→ **Short exercise**
Assemble all lines in which the string "screenshot" appears.

→ **Data shown**
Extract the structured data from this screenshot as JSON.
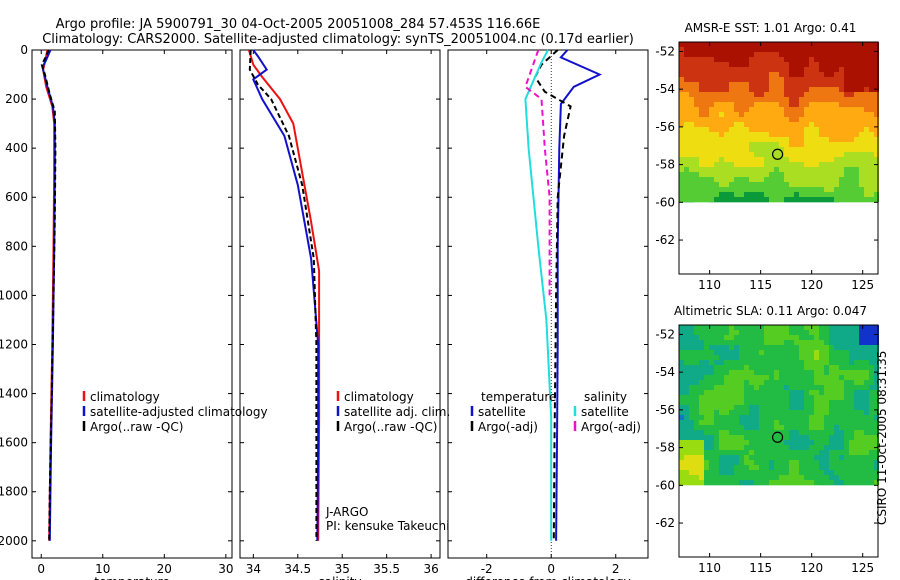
{
  "header": {
    "line1": "Argo profile: JA 5900791_30 04-Oct-2005 20051008_284 57.453S 116.66E",
    "line2": "Climatology: CARS2000. Satellite-adjusted climatology: synTS_20051004.nc (0.17d earlier)"
  },
  "credit": "CSIRO 11-Oct-2005 08:31:35",
  "colors": {
    "red": "#ee1111",
    "blue": "#1111cc",
    "black": "#000000",
    "cyan": "#22dddd",
    "magenta": "#ee11cc"
  },
  "chart_data": [
    {
      "id": "temperature",
      "type": "line",
      "xlabel": "temperature",
      "ylabel": "",
      "xlim": [
        -1.5,
        31
      ],
      "ylim": [
        2070,
        0
      ],
      "xticks": [
        0,
        10,
        20,
        30
      ],
      "yticks": [
        0,
        200,
        400,
        600,
        800,
        1000,
        1200,
        1400,
        1600,
        1800,
        2000
      ],
      "xtick_labels": [
        "0",
        "10",
        "20",
        "30"
      ],
      "ytick_labels": [
        "0",
        "200",
        "400",
        "600",
        "800",
        "1000",
        "1200",
        "1400",
        "1600",
        "1800",
        "2000"
      ],
      "legend": {
        "placement": "lower-right",
        "entries": [
          {
            "label": "climatology",
            "color": "red"
          },
          {
            "label": "satellite-adjusted climatology",
            "color": "blue"
          },
          {
            "label": "Argo(..raw -QC)",
            "color": "black"
          }
        ]
      },
      "annotations": [],
      "series": [
        {
          "name": "climatology",
          "color": "red",
          "dash": "",
          "points": [
            [
              1.0,
              0
            ],
            [
              0.6,
              50
            ],
            [
              0.3,
              80
            ],
            [
              0.8,
              150
            ],
            [
              1.8,
              230
            ],
            [
              2.1,
              300
            ],
            [
              2.1,
              500
            ],
            [
              2.0,
              800
            ],
            [
              1.8,
              1200
            ],
            [
              1.5,
              1600
            ],
            [
              1.3,
              2000
            ]
          ]
        },
        {
          "name": "satellite-adjusted climatology",
          "color": "blue",
          "dash": "",
          "points": [
            [
              1.5,
              0
            ],
            [
              0.8,
              40
            ],
            [
              0.2,
              70
            ],
            [
              1.0,
              150
            ],
            [
              1.9,
              230
            ],
            [
              2.2,
              300
            ],
            [
              2.2,
              500
            ],
            [
              2.1,
              800
            ],
            [
              1.9,
              1200
            ],
            [
              1.6,
              1600
            ],
            [
              1.4,
              2000
            ]
          ]
        },
        {
          "name": "Argo(..raw -QC)",
          "color": "black",
          "dash": "5,3",
          "points": [
            [
              1.2,
              0
            ],
            [
              0.7,
              30
            ],
            [
              0.1,
              60
            ],
            [
              0.6,
              100
            ],
            [
              1.4,
              180
            ],
            [
              2.2,
              250
            ],
            [
              2.3,
              400
            ],
            [
              2.2,
              700
            ],
            [
              2.0,
              1000
            ],
            [
              1.7,
              1400
            ],
            [
              1.4,
              1800
            ],
            [
              1.3,
              2000
            ]
          ]
        }
      ]
    },
    {
      "id": "salinity",
      "type": "line",
      "xlabel": "salinity",
      "ylabel": "",
      "xlim": [
        33.85,
        36.1
      ],
      "ylim": [
        2070,
        0
      ],
      "xticks": [
        34,
        34.5,
        35,
        35.5,
        36
      ],
      "yticks": [
        0,
        200,
        400,
        600,
        800,
        1000,
        1200,
        1400,
        1600,
        1800,
        2000
      ],
      "xtick_labels": [
        "34",
        "34.5",
        "35",
        "35.5",
        "36"
      ],
      "ytick_labels": [],
      "legend": {
        "placement": "lower-right",
        "entries": [
          {
            "label": "climatology",
            "color": "red"
          },
          {
            "label": "satellite adj. clim.",
            "color": "blue"
          },
          {
            "label": "Argo(..raw -QC)",
            "color": "black"
          }
        ]
      },
      "annotations": [
        "J-ARGO",
        "PI: kensuke Takeuchi"
      ],
      "series": [
        {
          "name": "climatology",
          "color": "red",
          "dash": "",
          "points": [
            [
              33.95,
              0
            ],
            [
              34.0,
              60
            ],
            [
              34.1,
              110
            ],
            [
              34.3,
              200
            ],
            [
              34.45,
              300
            ],
            [
              34.55,
              500
            ],
            [
              34.65,
              700
            ],
            [
              34.74,
              900
            ],
            [
              34.74,
              1100
            ],
            [
              34.74,
              1500
            ],
            [
              34.73,
              2000
            ]
          ]
        },
        {
          "name": "satellite adj. clim.",
          "color": "blue",
          "dash": "",
          "points": [
            [
              34.0,
              0
            ],
            [
              34.05,
              25
            ],
            [
              34.15,
              80
            ],
            [
              34.0,
              120
            ],
            [
              34.1,
              200
            ],
            [
              34.35,
              350
            ],
            [
              34.5,
              550
            ],
            [
              34.65,
              850
            ],
            [
              34.73,
              1200
            ],
            [
              34.73,
              1600
            ],
            [
              34.72,
              2000
            ]
          ]
        },
        {
          "name": "Argo(..raw -QC)",
          "color": "black",
          "dash": "5,3",
          "points": [
            [
              33.97,
              0
            ],
            [
              33.96,
              80
            ],
            [
              34.05,
              140
            ],
            [
              34.2,
              200
            ],
            [
              34.4,
              350
            ],
            [
              34.55,
              550
            ],
            [
              34.68,
              850
            ],
            [
              34.71,
              1200
            ],
            [
              34.71,
              1600
            ],
            [
              34.71,
              2000
            ]
          ]
        }
      ]
    },
    {
      "id": "difference",
      "type": "line",
      "xlabel": "difference from climatology",
      "ylabel": "",
      "xlim": [
        -3.2,
        3.0
      ],
      "ylim": [
        2070,
        0
      ],
      "xticks": [
        -2,
        0,
        2
      ],
      "yticks": [
        0,
        200,
        400,
        600,
        800,
        1000,
        1200,
        1400,
        1600,
        1800,
        2000
      ],
      "xtick_labels": [
        "-2",
        "0",
        "2"
      ],
      "ytick_labels": [],
      "legend": {
        "placement": "lower-center",
        "entries": [
          {
            "label": "temperature",
            "color": "",
            "group": "temperature"
          },
          {
            "label": "satellite",
            "color": "blue",
            "group": "temperature"
          },
          {
            "label": "Argo(-adj)",
            "color": "black",
            "group": "temperature"
          },
          {
            "label": "salinity",
            "color": "",
            "group": "salinity"
          },
          {
            "label": "satellite",
            "color": "cyan",
            "group": "salinity"
          },
          {
            "label": "Argo(-adj)",
            "color": "magenta",
            "group": "salinity"
          }
        ]
      },
      "annotations": [],
      "series": [
        {
          "name": "temperature satellite",
          "color": "blue",
          "dash": "",
          "points": [
            [
              0.5,
              0
            ],
            [
              0.3,
              30
            ],
            [
              1.5,
              100
            ],
            [
              0.7,
              150
            ],
            [
              0.3,
              220
            ],
            [
              0.25,
              400
            ],
            [
              0.2,
              800
            ],
            [
              0.2,
              1200
            ],
            [
              0.18,
              1600
            ],
            [
              0.15,
              2000
            ]
          ]
        },
        {
          "name": "temperature Argo(-adj)",
          "color": "black",
          "dash": "6,4",
          "points": [
            [
              0.2,
              0
            ],
            [
              -0.3,
              60
            ],
            [
              -0.5,
              110
            ],
            [
              -0.2,
              170
            ],
            [
              0.6,
              230
            ],
            [
              0.4,
              350
            ],
            [
              0.2,
              600
            ],
            [
              0.15,
              1000
            ],
            [
              0.1,
              1600
            ],
            [
              0.08,
              2000
            ]
          ]
        },
        {
          "name": "salinity satellite",
          "color": "cyan",
          "dash": "",
          "points": [
            [
              -0.1,
              0
            ],
            [
              -0.3,
              50
            ],
            [
              -0.8,
              200
            ],
            [
              -0.7,
              400
            ],
            [
              -0.4,
              800
            ],
            [
              -0.15,
              1100
            ],
            [
              0.0,
              1500
            ],
            [
              0.0,
              2000
            ]
          ]
        },
        {
          "name": "salinity Argo(-adj)",
          "color": "magenta",
          "dash": "6,4",
          "points": [
            [
              -0.4,
              0
            ],
            [
              -0.8,
              150
            ],
            [
              -0.3,
              200
            ],
            [
              -0.2,
              400
            ],
            [
              -0.05,
              600
            ],
            [
              -0.05,
              800
            ],
            [
              -0.05,
              1000
            ]
          ]
        }
      ]
    },
    {
      "id": "amsre-sst",
      "type": "heatmap",
      "title": "AMSR-E SST: 1.01 Argo: 0.41",
      "xlim": [
        107,
        126.5
      ],
      "ylim": [
        -63.8,
        -51.5
      ],
      "xticks": [
        110,
        115,
        120,
        125
      ],
      "yticks": [
        -52,
        -54,
        -56,
        -58,
        -60,
        -62
      ],
      "xtick_labels": [
        "110",
        "115",
        "120",
        "125"
      ],
      "ytick_labels": [
        "-52",
        "-54",
        "-56",
        "-58",
        "-60",
        "-62"
      ],
      "data_extent_south": -60,
      "marker": {
        "lon": 116.66,
        "lat": -57.453
      },
      "colormap": [
        "#0a9a3a",
        "#55cc33",
        "#aade22",
        "#eedd11",
        "#ffaa11",
        "#ee7711",
        "#cc3311",
        "#aa1100"
      ]
    },
    {
      "id": "altimetric-sla",
      "type": "heatmap",
      "title": "Altimetric SLA: 0.11 Argo: 0.047",
      "xlim": [
        107,
        126.5
      ],
      "ylim": [
        -63.8,
        -51.5
      ],
      "xticks": [
        110,
        115,
        120,
        125
      ],
      "yticks": [
        -52,
        -54,
        -56,
        -58,
        -60,
        -62
      ],
      "xtick_labels": [
        "110",
        "115",
        "120",
        "125"
      ],
      "ytick_labels": [
        "-52",
        "-54",
        "-56",
        "-58",
        "-60",
        "-62"
      ],
      "data_extent_south": -60,
      "marker": {
        "lon": 116.66,
        "lat": -57.453
      },
      "colormap": [
        "#1133cc",
        "#1177cc",
        "#11aa88",
        "#22bb44",
        "#55cc22",
        "#99dd11",
        "#dddd11",
        "#eeaa11"
      ]
    }
  ]
}
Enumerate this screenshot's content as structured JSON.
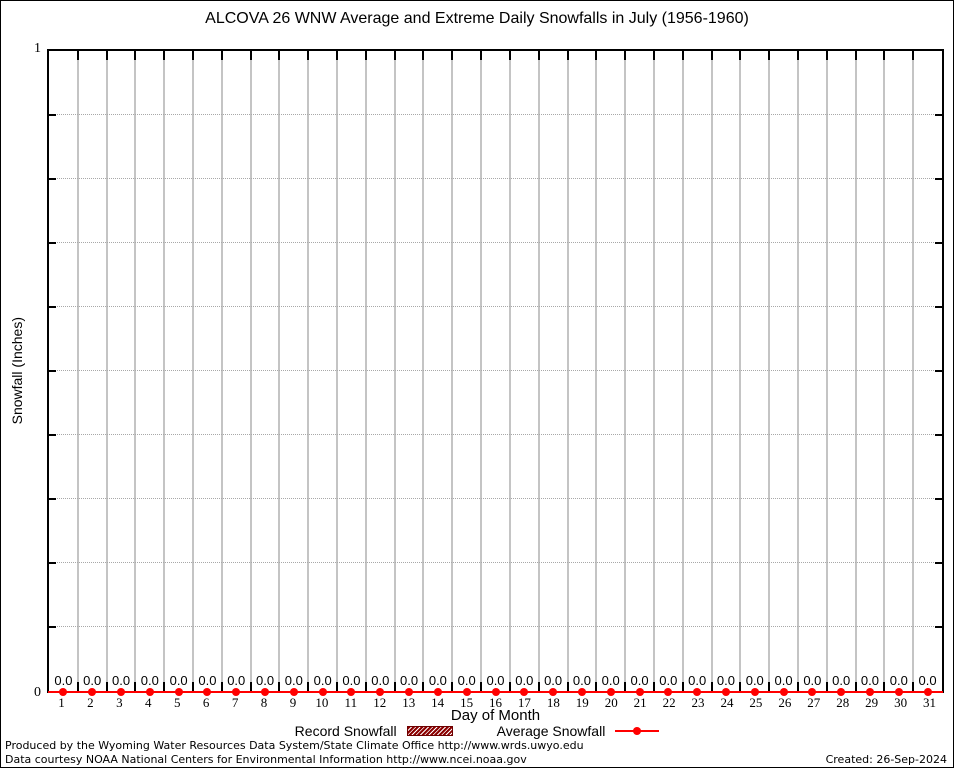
{
  "title": "ALCOVA 26 WNW Average and Extreme Daily Snowfalls in July (1956-1960)",
  "chart_data": {
    "type": "line",
    "x": [
      1,
      2,
      3,
      4,
      5,
      6,
      7,
      8,
      9,
      10,
      11,
      12,
      13,
      14,
      15,
      16,
      17,
      18,
      19,
      20,
      21,
      22,
      23,
      24,
      25,
      26,
      27,
      28,
      29,
      30,
      31
    ],
    "series": [
      {
        "name": "Record Snowfall",
        "style": "hatched-box",
        "color": "#8b0000",
        "values": [
          0,
          0,
          0,
          0,
          0,
          0,
          0,
          0,
          0,
          0,
          0,
          0,
          0,
          0,
          0,
          0,
          0,
          0,
          0,
          0,
          0,
          0,
          0,
          0,
          0,
          0,
          0,
          0,
          0,
          0,
          0
        ]
      },
      {
        "name": "Average Snowfall",
        "style": "line-with-points",
        "color": "#ff0000",
        "values": [
          0,
          0,
          0,
          0,
          0,
          0,
          0,
          0,
          0,
          0,
          0,
          0,
          0,
          0,
          0,
          0,
          0,
          0,
          0,
          0,
          0,
          0,
          0,
          0,
          0,
          0,
          0,
          0,
          0,
          0,
          0
        ]
      }
    ],
    "value_labels": [
      "0.0",
      "0.0",
      "0.0",
      "0.0",
      "0.0",
      "0.0",
      "0.0",
      "0.0",
      "0.0",
      "0.0",
      "0.0",
      "0.0",
      "0.0",
      "0.0",
      "0.0",
      "0.0",
      "0.0",
      "0.0",
      "0.0",
      "0.0",
      "0.0",
      "0.0",
      "0.0",
      "0.0",
      "0.0",
      "0.0",
      "0.0",
      "0.0",
      "0.0",
      "0.0",
      "0.0"
    ],
    "xlabel": "Day of Month",
    "ylabel": "Snowfall (Inches)",
    "ylim": [
      0,
      1
    ],
    "ytick_interval": 0.1,
    "ytick_labels": {
      "top": "1",
      "bottom": "0"
    },
    "grid": {
      "vertical": "solid gray at day boundaries",
      "horizontal": "dotted gray every 0.1"
    },
    "legend_position": "bottom-center"
  },
  "legend": {
    "record_label": "Record Snowfall",
    "average_label": "Average Snowfall"
  },
  "colors": {
    "average_series": "#ff0000",
    "record_series": "#8b0000",
    "vertical_grid": "#c4c4c4",
    "horizontal_grid": "#a8a8a8",
    "border": "#000000"
  },
  "footer": {
    "line1": "Produced by the Wyoming Water Resources Data System/State Climate Office http://www.wrds.uwyo.edu",
    "line2": "Data courtesy NOAA National Centers for Environmental Information http://www.ncei.noaa.gov",
    "created": "Created: 26-Sep-2024"
  }
}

→ **Answer to this problem**
Extract the structured data from this screenshot as JSON.
Enumerate this screenshot's content as structured JSON.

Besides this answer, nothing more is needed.